━━━ Records supplied ━━━
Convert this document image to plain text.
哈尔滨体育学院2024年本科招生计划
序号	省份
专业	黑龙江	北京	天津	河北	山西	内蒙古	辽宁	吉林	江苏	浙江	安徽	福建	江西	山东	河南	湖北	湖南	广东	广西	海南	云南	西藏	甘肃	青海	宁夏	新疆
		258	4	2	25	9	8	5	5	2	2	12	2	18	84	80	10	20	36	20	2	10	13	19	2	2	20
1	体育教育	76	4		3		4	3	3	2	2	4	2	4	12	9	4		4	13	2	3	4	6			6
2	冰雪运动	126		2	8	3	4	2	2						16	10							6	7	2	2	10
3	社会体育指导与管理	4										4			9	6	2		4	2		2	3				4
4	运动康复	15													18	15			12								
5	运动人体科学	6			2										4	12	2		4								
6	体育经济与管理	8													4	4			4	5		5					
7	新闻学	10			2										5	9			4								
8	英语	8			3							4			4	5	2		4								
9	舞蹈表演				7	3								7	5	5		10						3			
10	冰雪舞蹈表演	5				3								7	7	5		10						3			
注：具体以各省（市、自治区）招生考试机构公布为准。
━━━
Provide an exact reproduction of all the entries shown above.

Convert this document image to plain text.
哈尔滨体育学院2024年本科招生计划
序号	省份
专业	黑龙江	北京	天津	河北	山西	内蒙古	辽宁	吉林	江苏	浙江	安徽	福建	江西	山东	河南	湖北	湖南	广东	广西	海南	云南	西藏	甘肃	青海	宁夏	新疆
		258	4	2	25	9	8	5	5	2	2	12	2	18	84	80	10	20	36	20	2	10	13	19	2	2	20
1	体育教育	76	4		3		4	3	3	2	2	4	2	4	12	9	4		4	13	2	3	4	6			6
2	冰雪运动	126		2	8	3	4	2	2						16	10							6	7	2	2	10
3	社会体育指导与管理	4										4			9	6	2		4	2		2	3				4
4	运动康复	15													18	15			12								
5	运动人体科学	6			2										4	12	2		4								
6	体育经济与管理	8													4	4			4	5		5					
7	新闻学	10			2										5	9			4								
8	英语	8			3							4			4	5	2		4								
9	舞蹈表演				7	3								7	5	5		10						3			
10	冰雪舞蹈表演	5				3								7	7	5		10						3			
注：具体以各省（市、自治区）招生考试机构公布为准。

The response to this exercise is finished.